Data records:
○ ○ ○ ○ ○
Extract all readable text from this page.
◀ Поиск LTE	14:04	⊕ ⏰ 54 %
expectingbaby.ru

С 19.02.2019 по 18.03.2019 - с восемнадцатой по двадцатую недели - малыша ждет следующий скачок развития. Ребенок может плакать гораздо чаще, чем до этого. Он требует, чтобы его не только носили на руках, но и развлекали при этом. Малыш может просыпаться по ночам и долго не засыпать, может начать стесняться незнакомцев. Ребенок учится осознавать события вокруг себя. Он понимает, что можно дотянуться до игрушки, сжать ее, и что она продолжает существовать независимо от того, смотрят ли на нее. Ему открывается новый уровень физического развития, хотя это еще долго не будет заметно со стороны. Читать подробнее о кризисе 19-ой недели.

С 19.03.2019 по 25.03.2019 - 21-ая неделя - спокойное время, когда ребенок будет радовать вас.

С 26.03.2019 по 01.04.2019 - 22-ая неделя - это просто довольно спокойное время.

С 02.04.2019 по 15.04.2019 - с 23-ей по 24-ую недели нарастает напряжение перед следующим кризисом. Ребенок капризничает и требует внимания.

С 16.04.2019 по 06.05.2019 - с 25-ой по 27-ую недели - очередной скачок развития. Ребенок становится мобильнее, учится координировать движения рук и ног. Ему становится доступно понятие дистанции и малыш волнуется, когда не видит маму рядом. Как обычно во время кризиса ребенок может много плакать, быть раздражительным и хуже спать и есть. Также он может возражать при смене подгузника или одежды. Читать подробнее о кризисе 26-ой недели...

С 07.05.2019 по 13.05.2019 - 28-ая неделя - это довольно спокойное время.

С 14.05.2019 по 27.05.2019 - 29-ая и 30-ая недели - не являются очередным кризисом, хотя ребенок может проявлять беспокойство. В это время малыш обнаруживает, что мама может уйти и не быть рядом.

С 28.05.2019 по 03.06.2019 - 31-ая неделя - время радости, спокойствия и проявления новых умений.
○ ○ ○ ○ ○
REQUIRED TASK:
Without leaving anything out, give the entries again exactly.

ANSWER FOR THE TASK:
Extract all readable text from this page.
◀ Поиск LTE	14:04	⊕ ⏰ 54 %
expectingbaby.ru

С 19.02.2019 по 18.03.2019 - с восемнадцатой по двадцатую недели - малыша ждет следующий скачок развития. Ребенок может плакать гораздо чаще, чем до этого. Он требует, чтобы его не только носили на руках, но и развлекали при этом. Малыш может просыпаться по ночам и долго не засыпать, может начать стесняться незнакомцев. Ребенок учится осознавать события вокруг себя. Он понимает, что можно дотянуться до игрушки, сжать ее, и что она продолжает существовать независимо от того, смотрят ли на нее. Ему открывается новый уровень физического развития, хотя это еще долго не будет заметно со стороны. Читать подробнее о кризисе 19-ой недели.

С 19.03.2019 по 25.03.2019 - 21-ая неделя - спокойное время, когда ребенок будет радовать вас.

С 26.03.2019 по 01.04.2019 - 22-ая неделя - это просто довольно спокойное время.

С 02.04.2019 по 15.04.2019 - с 23-ей по 24-ую недели нарастает напряжение перед следующим кризисом. Ребенок капризничает и требует внимания.

С 16.04.2019 по 06.05.2019 - с 25-ой по 27-ую недели - очередной скачок развития. Ребенок становится мобильнее, учится координировать движения рук и ног. Ему становится доступно понятие дистанции и малыш волнуется, когда не видит маму рядом. Как обычно во время кризиса ребенок может много плакать, быть раздражительным и хуже спать и есть. Также он может возражать при смене подгузника или одежды. Читать подробнее о кризисе 26-ой недели...

С 07.05.2019 по 13.05.2019 - 28-ая неделя - это довольно спокойное время.

С 14.05.2019 по 27.05.2019 - 29-ая и 30-ая недели - не являются очередным кризисом, хотя ребенок может проявлять беспокойство. В это время малыш обнаруживает, что мама может уйти и не быть рядом.

С 28.05.2019 по 03.06.2019 - 31-ая неделя - время радости, спокойствия и проявления новых умений.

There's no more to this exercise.